- **Brief**
Repeat the material exactly, every line of it.

- **Data extract**
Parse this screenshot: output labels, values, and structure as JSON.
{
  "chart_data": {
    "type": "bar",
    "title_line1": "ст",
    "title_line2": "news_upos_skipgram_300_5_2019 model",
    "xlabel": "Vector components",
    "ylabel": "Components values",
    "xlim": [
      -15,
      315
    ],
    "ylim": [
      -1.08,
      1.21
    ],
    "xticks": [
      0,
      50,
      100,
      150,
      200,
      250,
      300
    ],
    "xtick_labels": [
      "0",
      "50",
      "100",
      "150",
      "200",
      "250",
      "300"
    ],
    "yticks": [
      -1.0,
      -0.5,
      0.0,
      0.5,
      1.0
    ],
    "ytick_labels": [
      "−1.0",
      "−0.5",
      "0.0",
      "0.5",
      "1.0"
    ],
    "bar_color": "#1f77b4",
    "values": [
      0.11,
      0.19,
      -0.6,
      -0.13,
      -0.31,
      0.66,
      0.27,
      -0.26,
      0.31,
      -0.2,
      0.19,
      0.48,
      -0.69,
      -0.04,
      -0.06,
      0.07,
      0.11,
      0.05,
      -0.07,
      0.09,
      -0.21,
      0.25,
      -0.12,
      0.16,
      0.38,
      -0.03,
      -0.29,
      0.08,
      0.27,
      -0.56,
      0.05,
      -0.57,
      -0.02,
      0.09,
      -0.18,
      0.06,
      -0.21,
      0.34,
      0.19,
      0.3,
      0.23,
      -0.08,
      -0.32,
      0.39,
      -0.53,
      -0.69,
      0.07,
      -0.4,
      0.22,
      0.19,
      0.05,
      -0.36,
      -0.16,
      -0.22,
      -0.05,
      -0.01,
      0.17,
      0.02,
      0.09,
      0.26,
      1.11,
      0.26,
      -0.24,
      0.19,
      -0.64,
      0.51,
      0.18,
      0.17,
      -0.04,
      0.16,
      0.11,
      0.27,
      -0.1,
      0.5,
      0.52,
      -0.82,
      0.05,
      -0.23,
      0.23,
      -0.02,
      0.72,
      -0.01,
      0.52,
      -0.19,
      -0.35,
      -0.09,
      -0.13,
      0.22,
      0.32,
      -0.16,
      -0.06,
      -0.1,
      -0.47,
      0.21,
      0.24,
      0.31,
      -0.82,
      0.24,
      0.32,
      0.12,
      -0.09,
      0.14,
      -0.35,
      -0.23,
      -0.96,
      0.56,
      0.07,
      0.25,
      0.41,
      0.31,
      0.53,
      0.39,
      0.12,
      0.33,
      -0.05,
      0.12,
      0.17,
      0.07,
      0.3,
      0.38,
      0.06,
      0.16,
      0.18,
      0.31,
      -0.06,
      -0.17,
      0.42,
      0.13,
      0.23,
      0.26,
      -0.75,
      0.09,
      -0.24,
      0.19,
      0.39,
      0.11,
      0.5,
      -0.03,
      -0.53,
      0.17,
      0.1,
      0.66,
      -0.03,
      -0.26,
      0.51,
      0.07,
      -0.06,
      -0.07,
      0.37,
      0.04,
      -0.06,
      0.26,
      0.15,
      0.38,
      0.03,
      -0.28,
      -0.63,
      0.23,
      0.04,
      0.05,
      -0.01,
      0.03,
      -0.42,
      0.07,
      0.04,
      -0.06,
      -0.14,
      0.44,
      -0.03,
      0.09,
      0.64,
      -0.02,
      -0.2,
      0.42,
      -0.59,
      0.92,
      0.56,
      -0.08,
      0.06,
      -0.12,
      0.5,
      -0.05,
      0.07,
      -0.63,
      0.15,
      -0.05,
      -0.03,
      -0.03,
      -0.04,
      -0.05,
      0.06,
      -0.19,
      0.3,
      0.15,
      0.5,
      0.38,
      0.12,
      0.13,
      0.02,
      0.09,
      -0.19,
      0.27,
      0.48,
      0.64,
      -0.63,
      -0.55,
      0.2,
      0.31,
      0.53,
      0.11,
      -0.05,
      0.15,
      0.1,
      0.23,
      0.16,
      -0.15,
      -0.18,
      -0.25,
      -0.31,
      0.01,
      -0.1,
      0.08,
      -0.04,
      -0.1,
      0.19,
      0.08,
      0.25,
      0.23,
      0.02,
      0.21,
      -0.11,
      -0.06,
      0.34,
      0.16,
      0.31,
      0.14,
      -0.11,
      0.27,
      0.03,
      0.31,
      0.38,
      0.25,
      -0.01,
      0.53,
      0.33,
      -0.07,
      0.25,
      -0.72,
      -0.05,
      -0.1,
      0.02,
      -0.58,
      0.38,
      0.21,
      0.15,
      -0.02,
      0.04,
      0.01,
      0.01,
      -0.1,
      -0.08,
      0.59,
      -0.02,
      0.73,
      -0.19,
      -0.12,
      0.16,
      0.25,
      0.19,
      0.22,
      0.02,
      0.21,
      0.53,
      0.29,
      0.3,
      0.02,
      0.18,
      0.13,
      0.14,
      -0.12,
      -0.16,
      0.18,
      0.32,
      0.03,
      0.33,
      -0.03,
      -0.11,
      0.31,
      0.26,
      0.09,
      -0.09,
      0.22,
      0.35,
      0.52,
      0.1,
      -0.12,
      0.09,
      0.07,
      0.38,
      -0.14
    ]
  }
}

- **Full response**
Parse this screenshot: output labels, values, and structure as JSON.
{
  "chart_data": {
    "type": "bar",
    "title_line1": "ст",
    "title_line2": "news_upos_skipgram_300_5_2019 model",
    "xlabel": "Vector components",
    "ylabel": "Components values",
    "xlim": [
      -15,
      315
    ],
    "ylim": [
      -1.08,
      1.21
    ],
    "xticks": [
      0,
      50,
      100,
      150,
      200,
      250,
      300
    ],
    "xtick_labels": [
      "0",
      "50",
      "100",
      "150",
      "200",
      "250",
      "300"
    ],
    "yticks": [
      -1.0,
      -0.5,
      0.0,
      0.5,
      1.0
    ],
    "ytick_labels": [
      "−1.0",
      "−0.5",
      "0.0",
      "0.5",
      "1.0"
    ],
    "bar_color": "#1f77b4",
    "values": [
      0.11,
      0.19,
      -0.6,
      -0.13,
      -0.31,
      0.66,
      0.27,
      -0.26,
      0.31,
      -0.2,
      0.19,
      0.48,
      -0.69,
      -0.04,
      -0.06,
      0.07,
      0.11,
      0.05,
      -0.07,
      0.09,
      -0.21,
      0.25,
      -0.12,
      0.16,
      0.38,
      -0.03,
      -0.29,
      0.08,
      0.27,
      -0.56,
      0.05,
      -0.57,
      -0.02,
      0.09,
      -0.18,
      0.06,
      -0.21,
      0.34,
      0.19,
      0.3,
      0.23,
      -0.08,
      -0.32,
      0.39,
      -0.53,
      -0.69,
      0.07,
      -0.4,
      0.22,
      0.19,
      0.05,
      -0.36,
      -0.16,
      -0.22,
      -0.05,
      -0.01,
      0.17,
      0.02,
      0.09,
      0.26,
      1.11,
      0.26,
      -0.24,
      0.19,
      -0.64,
      0.51,
      0.18,
      0.17,
      -0.04,
      0.16,
      0.11,
      0.27,
      -0.1,
      0.5,
      0.52,
      -0.82,
      0.05,
      -0.23,
      0.23,
      -0.02,
      0.72,
      -0.01,
      0.52,
      -0.19,
      -0.35,
      -0.09,
      -0.13,
      0.22,
      0.32,
      -0.16,
      -0.06,
      -0.1,
      -0.47,
      0.21,
      0.24,
      0.31,
      -0.82,
      0.24,
      0.32,
      0.12,
      -0.09,
      0.14,
      -0.35,
      -0.23,
      -0.96,
      0.56,
      0.07,
      0.25,
      0.41,
      0.31,
      0.53,
      0.39,
      0.12,
      0.33,
      -0.05,
      0.12,
      0.17,
      0.07,
      0.3,
      0.38,
      0.06,
      0.16,
      0.18,
      0.31,
      -0.06,
      -0.17,
      0.42,
      0.13,
      0.23,
      0.26,
      -0.75,
      0.09,
      -0.24,
      0.19,
      0.39,
      0.11,
      0.5,
      -0.03,
      -0.53,
      0.17,
      0.1,
      0.66,
      -0.03,
      -0.26,
      0.51,
      0.07,
      -0.06,
      -0.07,
      0.37,
      0.04,
      -0.06,
      0.26,
      0.15,
      0.38,
      0.03,
      -0.28,
      -0.63,
      0.23,
      0.04,
      0.05,
      -0.01,
      0.03,
      -0.42,
      0.07,
      0.04,
      -0.06,
      -0.14,
      0.44,
      -0.03,
      0.09,
      0.64,
      -0.02,
      -0.2,
      0.42,
      -0.59,
      0.92,
      0.56,
      -0.08,
      0.06,
      -0.12,
      0.5,
      -0.05,
      0.07,
      -0.63,
      0.15,
      -0.05,
      -0.03,
      -0.03,
      -0.04,
      -0.05,
      0.06,
      -0.19,
      0.3,
      0.15,
      0.5,
      0.38,
      0.12,
      0.13,
      0.02,
      0.09,
      -0.19,
      0.27,
      0.48,
      0.64,
      -0.63,
      -0.55,
      0.2,
      0.31,
      0.53,
      0.11,
      -0.05,
      0.15,
      0.1,
      0.23,
      0.16,
      -0.15,
      -0.18,
      -0.25,
      -0.31,
      0.01,
      -0.1,
      0.08,
      -0.04,
      -0.1,
      0.19,
      0.08,
      0.25,
      0.23,
      0.02,
      0.21,
      -0.11,
      -0.06,
      0.34,
      0.16,
      0.31,
      0.14,
      -0.11,
      0.27,
      0.03,
      0.31,
      0.38,
      0.25,
      -0.01,
      0.53,
      0.33,
      -0.07,
      0.25,
      -0.72,
      -0.05,
      -0.1,
      0.02,
      -0.58,
      0.38,
      0.21,
      0.15,
      -0.02,
      0.04,
      0.01,
      0.01,
      -0.1,
      -0.08,
      0.59,
      -0.02,
      0.73,
      -0.19,
      -0.12,
      0.16,
      0.25,
      0.19,
      0.22,
      0.02,
      0.21,
      0.53,
      0.29,
      0.3,
      0.02,
      0.18,
      0.13,
      0.14,
      -0.12,
      -0.16,
      0.18,
      0.32,
      0.03,
      0.33,
      -0.03,
      -0.11,
      0.31,
      0.26,
      0.09,
      -0.09,
      0.22,
      0.35,
      0.52,
      0.1,
      -0.12,
      0.09,
      0.07,
      0.38,
      -0.14
    ]
  }
}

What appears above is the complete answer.